*EXTRACTED DATA*:
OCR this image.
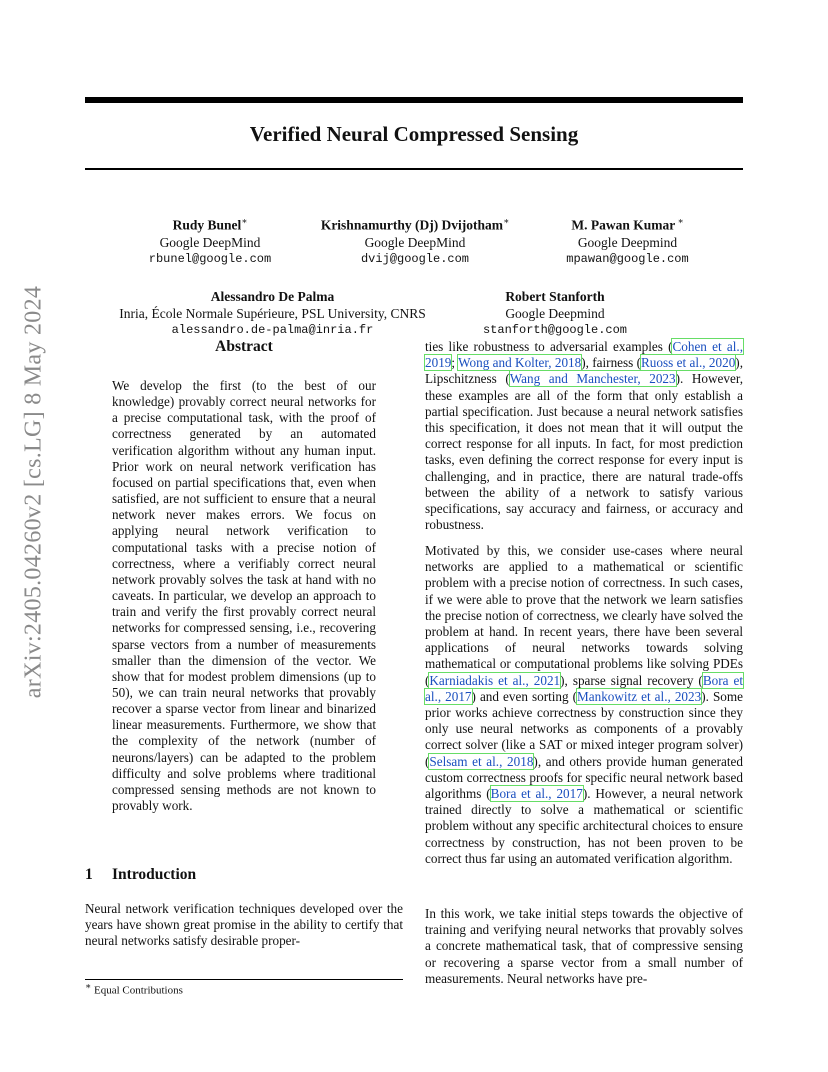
arXiv:2405.04260v2 [cs.LG] 8 May 2024
Verified Neural Compressed Sensing
Rudy Bunel∗
Google DeepMind
rbunel@google.com
Krishnamurthy (Dj) Dvijotham∗
Google DeepMind
dvij@google.com
M. Pawan Kumar ∗
Google Deepmind
mpawan@google.com
Alessandro De Palma
Inria, École Normale Supérieure, PSL University, CNRS
alessandro.de-palma@inria.fr
Robert Stanforth
Google Deepmind
stanforth@google.com
Abstract
We develop the first (to the best of our knowledge) provably correct neural networks for a precise computational task, with the proof of correctness generated by an automated verification algorithm without any human input. Prior work on neural network verification has focused on partial specifications that, even when satisfied, are not sufficient to ensure that a neural network never makes errors. We focus on applying neural network verification to computational tasks with a precise notion of correctness, where a verifiably correct neural network provably solves the task at hand with no caveats. In particular, we develop an approach to train and verify the first provably correct neural networks for compressed sensing, i.e., recovering sparse vectors from a number of measurements smaller than the dimension of the vector. We show that for modest problem dimensions (up to 50), we can train neural networks that provably recover a sparse vector from linear and binarized linear measurements. Furthermore, we show that the complexity of the network (number of neurons/layers) can be adapted to the problem difficulty and solve problems where traditional compressed sensing methods are not known to provably work.
1 Introduction
Neural network verification techniques developed over the years have shown great promise in the ability to certify that neural networks satisfy desirable proper-
∗ Equal Contributions
ties like robustness to adversarial examples (Cohen et al., 2019; Wong and Kolter, 2018), fairness (Ruoss et al., 2020), Lipschitzness (Wang and Manchester, 2023). However, these examples are all of the form that only establish a partial specification. Just because a neural network satisfies this specification, it does not mean that it will output the correct response for all inputs. In fact, for most prediction tasks, even defining the correct response for every input is challenging, and in practice, there are natural trade-offs between the ability of a network to satisfy various specifications, say accuracy and fairness, or accuracy and robustness.
Motivated by this, we consider use-cases where neural networks are applied to a mathematical or scientific problem with a precise notion of correctness. In such cases, if we were able to prove that the network we learn satisfies the precise notion of correctness, we clearly have solved the problem at hand. In recent years, there have been several applications of neural networks towards solving mathematical or computational problems like solving PDEs (Karniadakis et al., 2021), sparse signal recovery (Bora et al., 2017) and even sorting (Mankowitz et al., 2023). Some prior works achieve correctness by construction since they only use neural networks as components of a provably correct solver (like a SAT or mixed integer program solver) (Selsam et al., 2018), and others provide human generated custom correctness proofs for specific neural network based algorithms (Bora et al., 2017). However, a neural network trained directly to solve a mathematical or scientific problem without any specific architectural choices to ensure correctness by construction, has not been proven to be correct thus far using an automated verification algorithm.
In this work, we take initial steps towards the objective of training and verifying neural networks that provably solves a concrete mathematical task, that of compressive sensing or recovering a sparse vector from a small number of measurements. Neural networks have pre-
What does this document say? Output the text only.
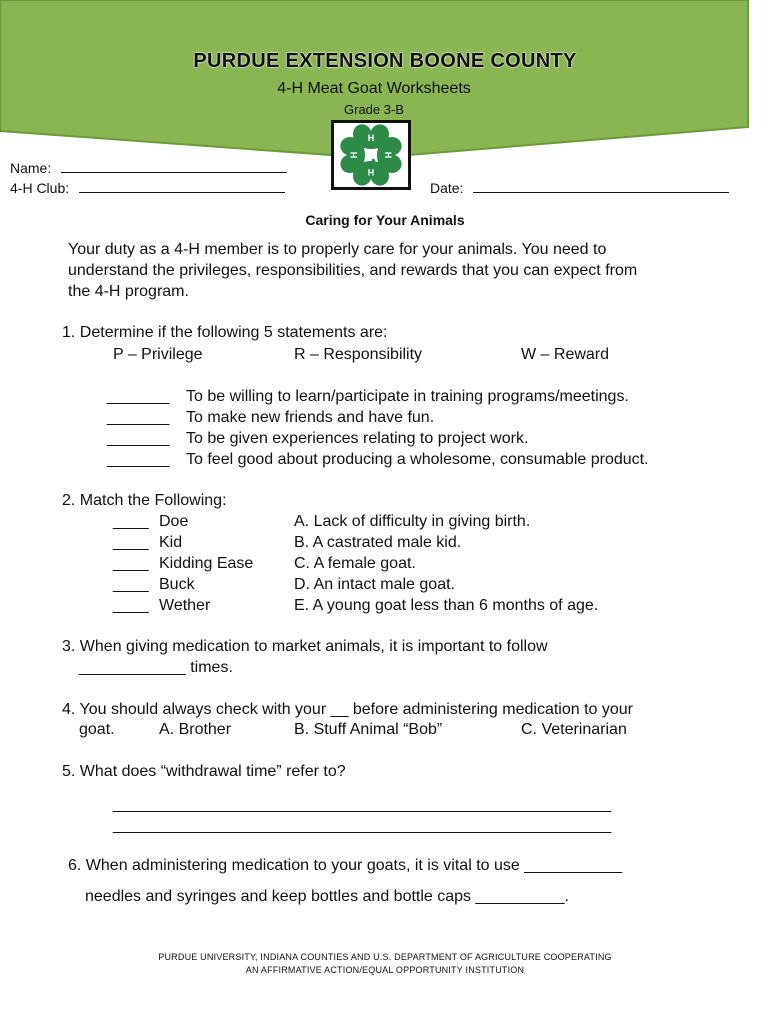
PURDUE EXTENSION BOONE COUNTY
4-H Meat Goat Worksheets
Grade 3-B
H
H
H
H
Name:
4-H Club:	Date:
Caring for Your Animals
Your duty as a 4-H member is to properly care for your animals. You need to
understand the privileges, responsibilities, and rewards that you can expect from
the 4-H program.
1. Determine if the following 5 statements are:
P – Privilege	R – Responsibility	W – Reward
_______ To be willing to learn/participate in training programs/meetings.
_______ To make new friends and have fun.
_______ To be given experiences relating to project work.
_______ To feel good about producing a wholesome, consumable product.
2. Match the Following:
____ Doe	A. Lack of difficulty in giving birth.
____ Kid	B. A castrated male kid.
____ Kidding Ease	C. A female goat.
____ Buck	D. An intact male goat.
____ Wether	E. A young goat less than 6 months of age.
3. When giving medication to market animals, it is important to follow
____________ times.
4. You should always check with your __ before administering medication to your
goat.	A. Brother	B. Stuff Animal “Bob”	C. Veterinarian
5. What does “withdrawal time” refer to?
________________________________________________________
________________________________________________________
6. When administering medication to your goats, it is vital to use ___________
needles and syringes and keep bottles and bottle caps __________.
PURDUE UNIVERSITY, INDIANA COUNTIES AND U.S. DEPARTMENT OF AGRICULTURE COOPERATING
AN AFFIRMATIVE ACTION/EQUAL OPPORTUNITY INSTITUTION
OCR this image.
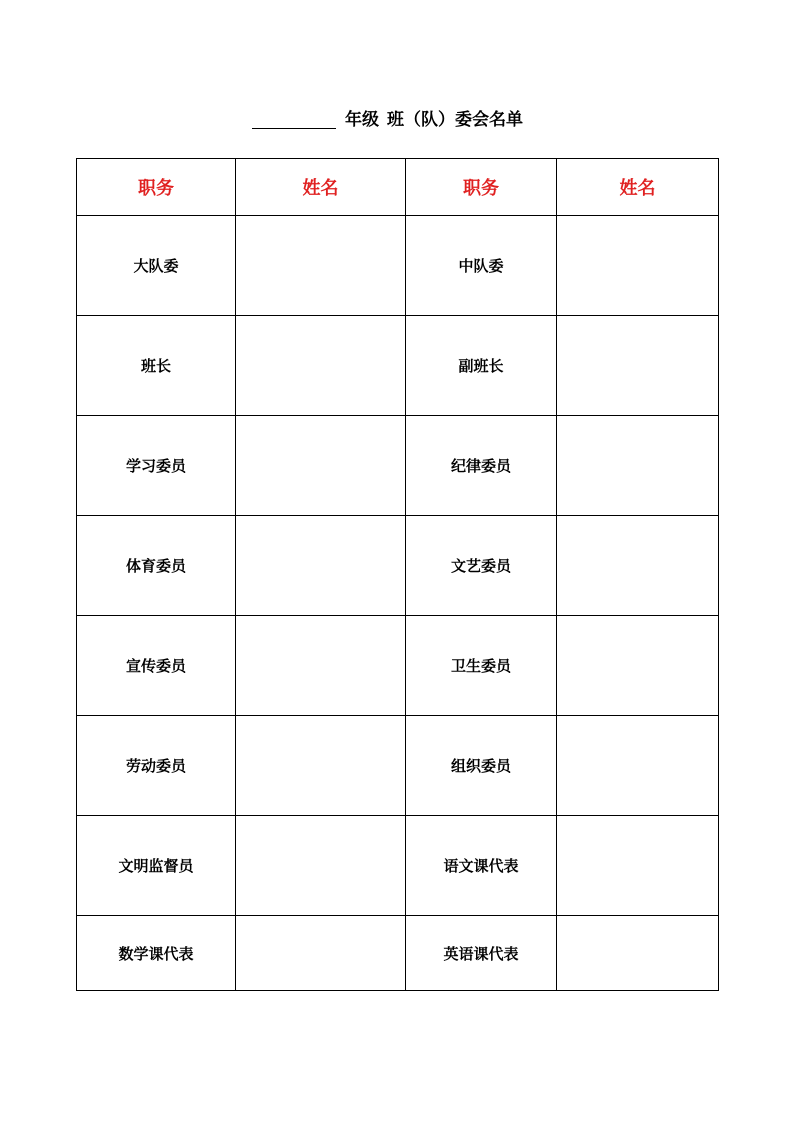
年级 班（队）委会名单
职务	姓名	职务	姓名
大队委		中队委	
班长		副班长	
学习委员		纪律委员	
体育委员		文艺委员	
宣传委员		卫生委员	
劳动委员		组织委员	
文明监督员		语文课代表	
数学课代表		英语课代表	
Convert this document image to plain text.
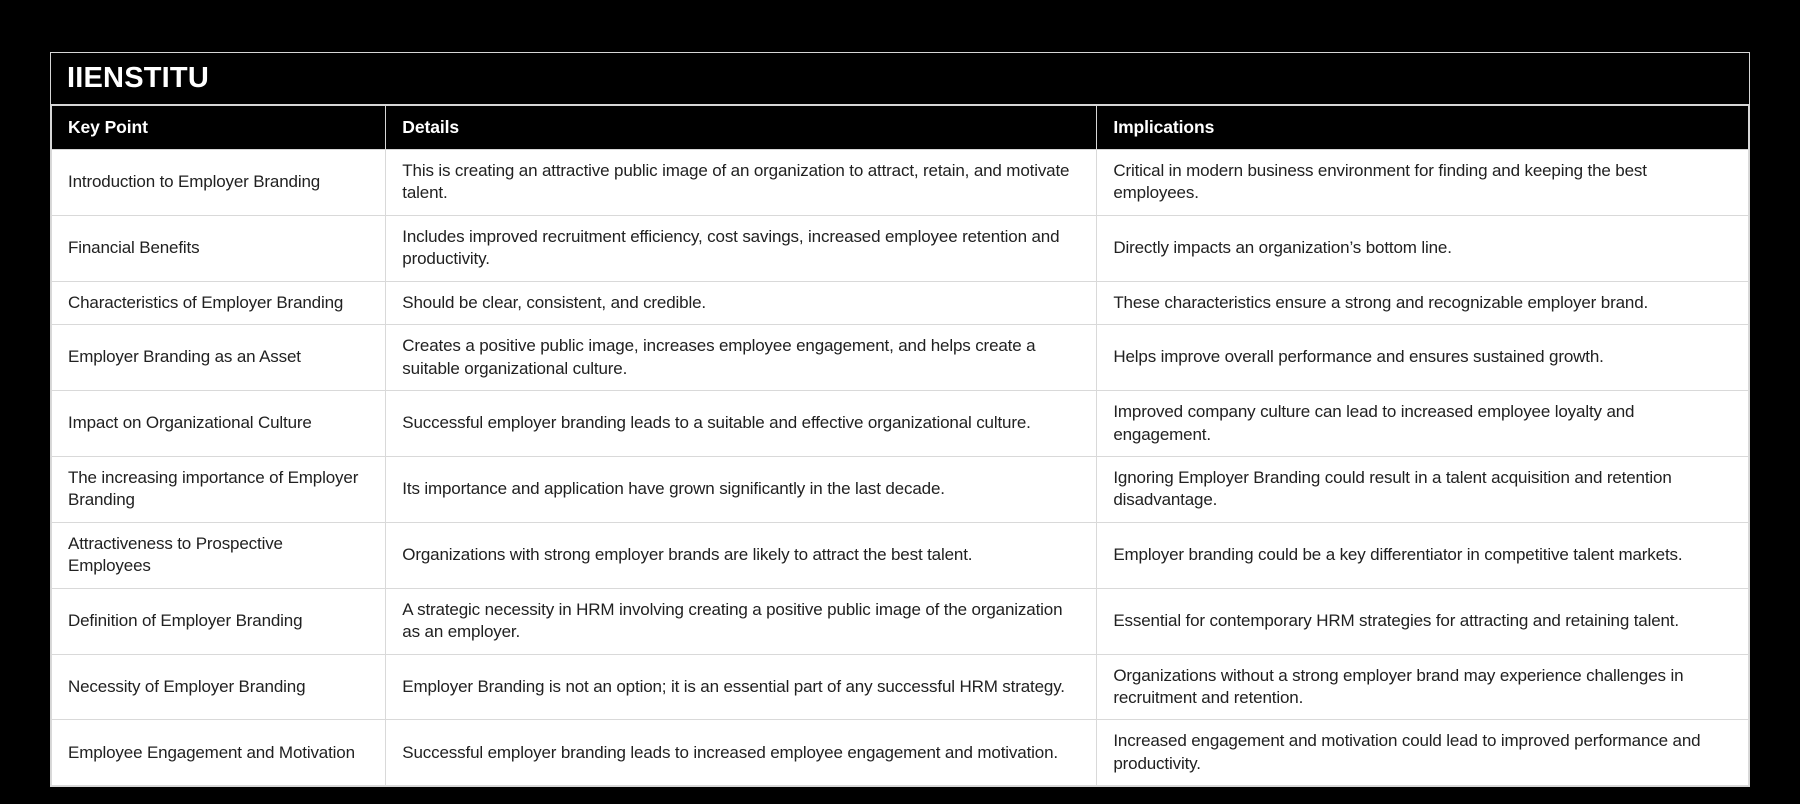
IIENSTITU
Key Point	Details	Implications
Introduction to Employer Branding	This is creating an attractive public image of an organization to attract, retain, and motivate talent.	Critical in modern business environment for finding and keeping the best employees.
Financial Benefits	Includes improved recruitment efficiency, cost savings, increased employee retention and productivity.	Directly impacts an organization’s bottom line.
Characteristics of Employer Branding	Should be clear, consistent, and credible.	These characteristics ensure a strong and recognizable employer brand.
Employer Branding as an Asset	Creates a positive public image, increases employee engagement, and helps create a suitable organizational culture.	Helps improve overall performance and ensures sustained growth.
Impact on Organizational Culture	Successful employer branding leads to a suitable and effective organizational culture.	Improved company culture can lead to increased employee loyalty and engagement.
The increasing importance of Employer Branding	Its importance and application have grown significantly in the last decade.	Ignoring Employer Branding could result in a talent acquisition and retention disadvantage.
Attractiveness to Prospective Employees	Organizations with strong employer brands are likely to attract the best talent.	Employer branding could be a key differentiator in competitive talent markets.
Definition of Employer Branding	A strategic necessity in HRM involving creating a positive public image of the organization as an employer.	Essential for contemporary HRM strategies for attracting and retaining talent.
Necessity of Employer Branding	Employer Branding is not an option; it is an essential part of any successful HRM strategy.	Organizations without a strong employer brand may experience challenges in recruitment and retention.
Employee Engagement and Motivation	Successful employer branding leads to increased employee engagement and motivation.	Increased engagement and motivation could lead to improved performance and productivity.
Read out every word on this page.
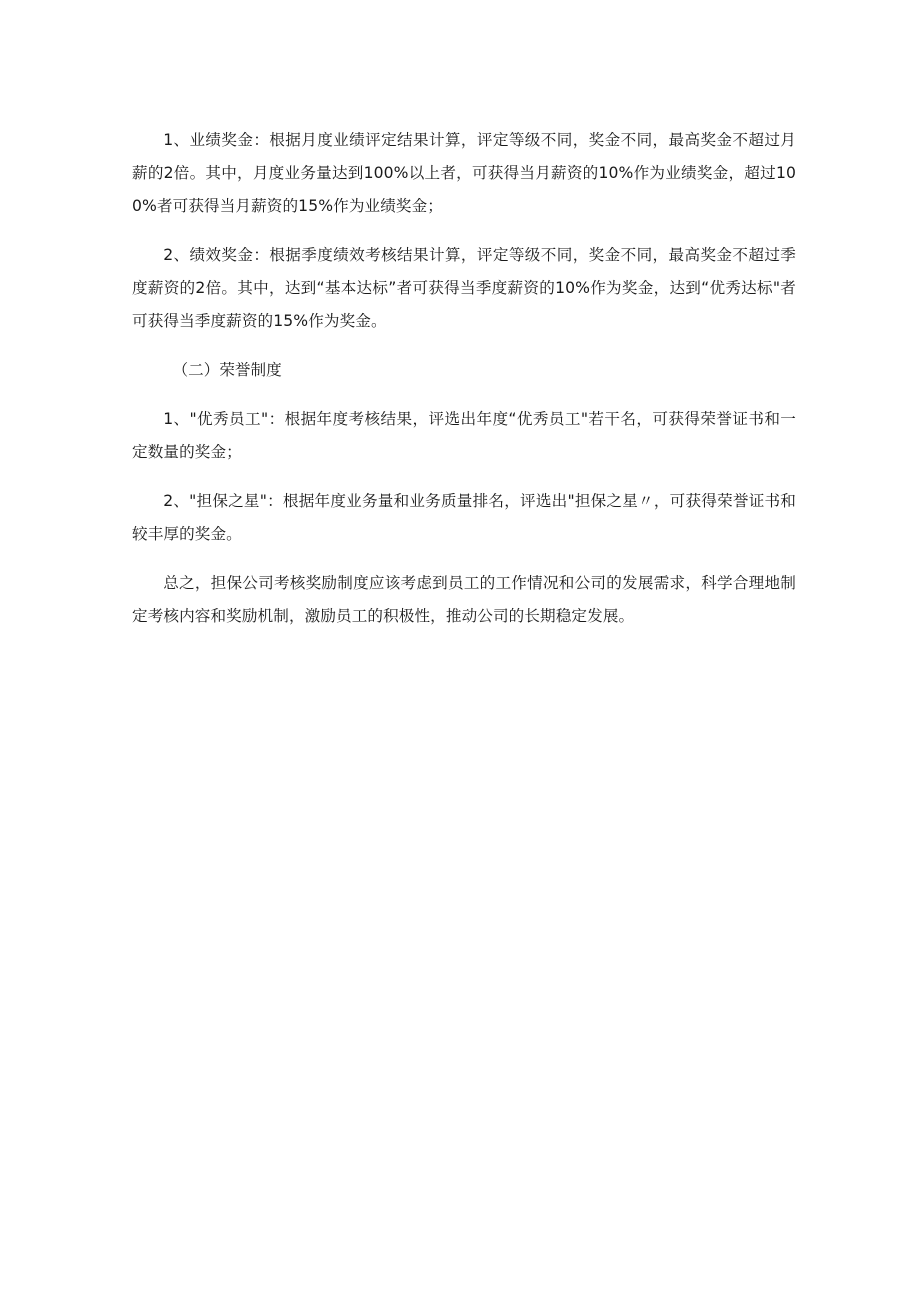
1、业绩奖金：根据月度业绩评定结果计算，评定等级不同，奖金不同，最高奖金不超过月薪的2倍。其中，月度业务量达到100%以上者，可获得当月薪资的10%作为业绩奖金，超过100%者可获得当月薪资的15%作为业绩奖金；

2、绩效奖金：根据季度绩效考核结果计算，评定等级不同，奖金不同，最高奖金不超过季度薪资的2倍。其中，达到“基本达标”者可获得当季度薪资的10%作为奖金，达到“优秀达标"者可获得当季度薪资的15%作为奖金。

（二）荣誉制度

1、"优秀员工"：根据年度考核结果，评选出年度“优秀员工"若干名，可获得荣誉证书和一定数量的奖金；

2、"担保之星"：根据年度业务量和业务质量排名，评选出"担保之星〃，可获得荣誉证书和较丰厚的奖金。

总之，担保公司考核奖励制度应该考虑到员工的工作情况和公司的发展需求，科学合理地制定考核内容和奖励机制，激励员工的积极性，推动公司的长期稳定发展。
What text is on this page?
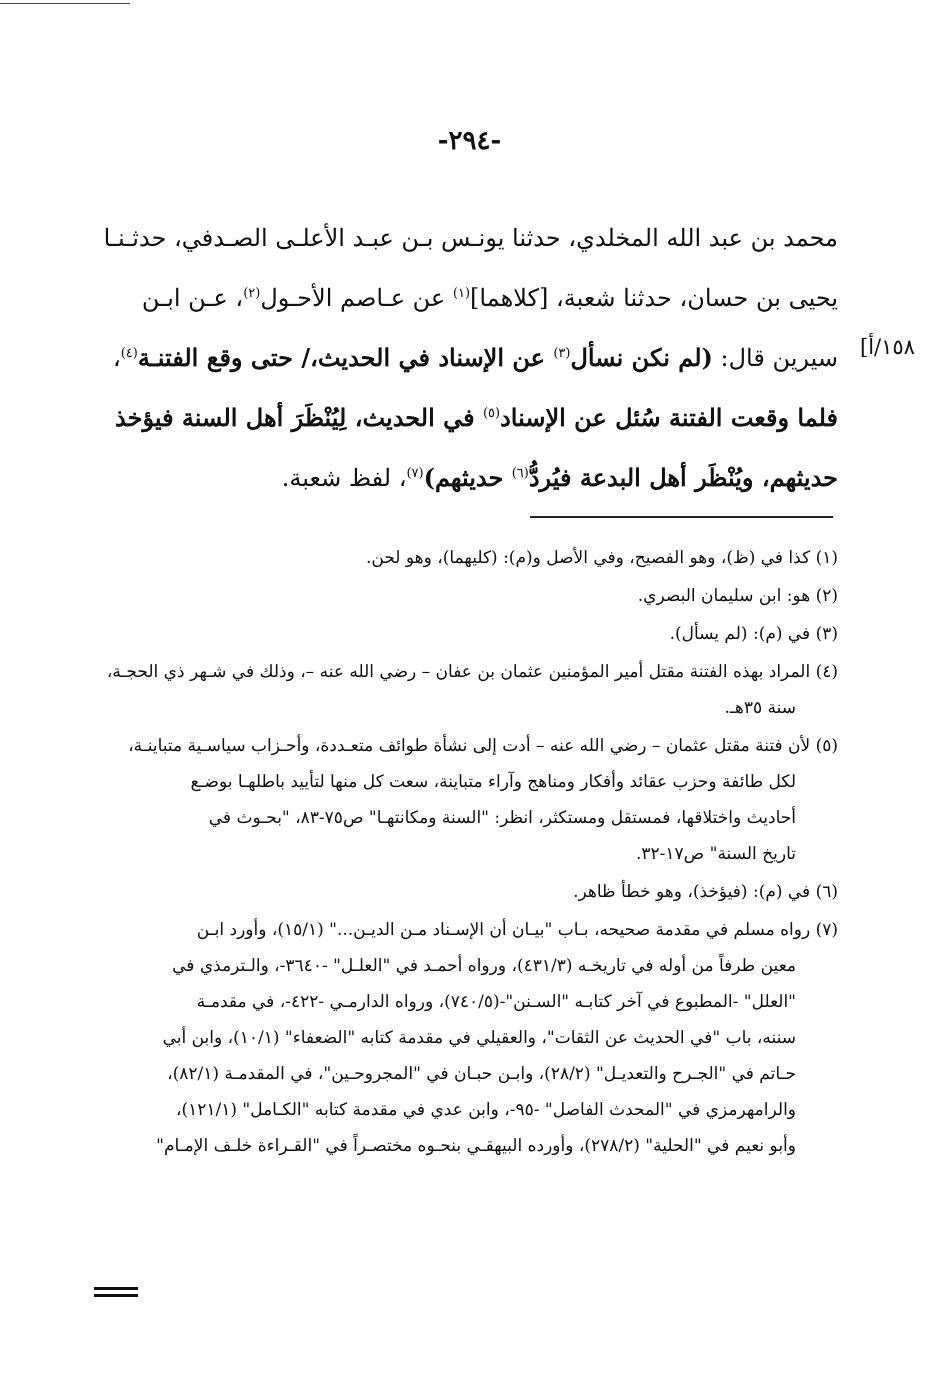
-٢٩٤-
١٥٨/أ]
محمد بن عبد الله المخلدي، حدثنا يونـس بـن عبـد الأعلـى الصـدفي، حدثـنـا
يحيى بن حسان، حدثنا شعبة، [كلاهما]$^{(١)}$ عن عـاصم الأحـول$^{(٢)}$، عـن ابـن
سيرين قال: (لم نكن نسأل$^{(٣)}$ عن الإسناد في الحديث،/ حتى وقع الفتنـة$^{(٤)}$،
فلما وقعت الفتنة سُئل عن الإسناد$^{(٥)}$ في الحديث، لِيُنْظَرَ أهل السنة فيؤخذ
حديثهم، ويُنْظَر أهل البدعة فيُردُّ$^{(٦)}$ حديثهم)$^{(٧)}$، لفظ شعبة.
(١) كذا في (ظ)، وهو الفصيح، وفي الأصل و(م): (كليهما)، وهو لحن.
(٢) هو: ابن سليمان البصري.
(٣) في (م): (لم يسأل).
(٤) المراد بهذه الفتنة مقتل أمير المؤمنين عثمان بن عفان – رضي الله عنه –، وذلك في شـهر ذي الحجـة،
سنة ٣٥هـ.
(٥) لأن فتنة مقتل عثمان – رضي الله عنه – أدت إلى نشأة طوائف متعـددة، وأحـزاب سياسـية متباينـة،
لكل طائفة وحزب عقائد وأفكار ومناهج وآراء متباينة، سعت كل منها لتأييد باطلهـا بوضـع
أحاديث واختلاقها، فمستقل ومستكثر، انظر: "السنة ومكانتهـا" ص٧٥-٨٣، "بحـوث في
تاريخ السنة" ص١٧-٣٢.
(٦) في (م): (فيؤخذ)، وهو خطأ ظاهر.
(٧) رواه مسلم في مقدمة صحيحه، بـاب "بيـان أن الإسـناد مـن الديـن..." (١٥/١)، وأورد ابـن
معين طرفاً من أوله في تاريخـه (٤٣١/٣)، ورواه أحمـد في "العلـل" -٣٦٤٠-، والـترمذي في
"العلل" -المطبوع في آخر كتابـه "السـنن"-(٧٤٠/٥)، ورواه الدارمـي -٤٢٢-، في مقدمـة
سننه، باب "في الحديث عن الثقات"، والعقيلي في مقدمة كتابه "الضعفاء" (١٠/١)، وابن أبي
حـاتم في "الجـرح والتعديـل" (٢٨/٢)، وابـن حبـان في "المجروحـين"، في المقدمـة (٨٢/١)،
والرامهرمزي في "المحدث الفاصل" -٩٥-، وابن عدي في مقدمة كتابه "الكـامل" (١٢١/١)،
وأبو نعيم في "الحلية" (٢٧٨/٢)، وأورده البيهقـي بنحـوه مختصـراً في "القـراءة خلـف الإمـام"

*DIRECTION*:
Scan the material above. Return every line containing the string "creating".

*CORRECT RESPONSE*:
Introduction to Employer Branding	This is creating an attractive public image of an organization to attract, retain, and motivate talent.	Critical in modern business environment for finding and keeping the best employees.
Definition of Employer Branding	A strategic necessity in HRM involving creating a positive public image of the organization as an employer.	Essential for contemporary HRM strategies for attracting and retaining talent.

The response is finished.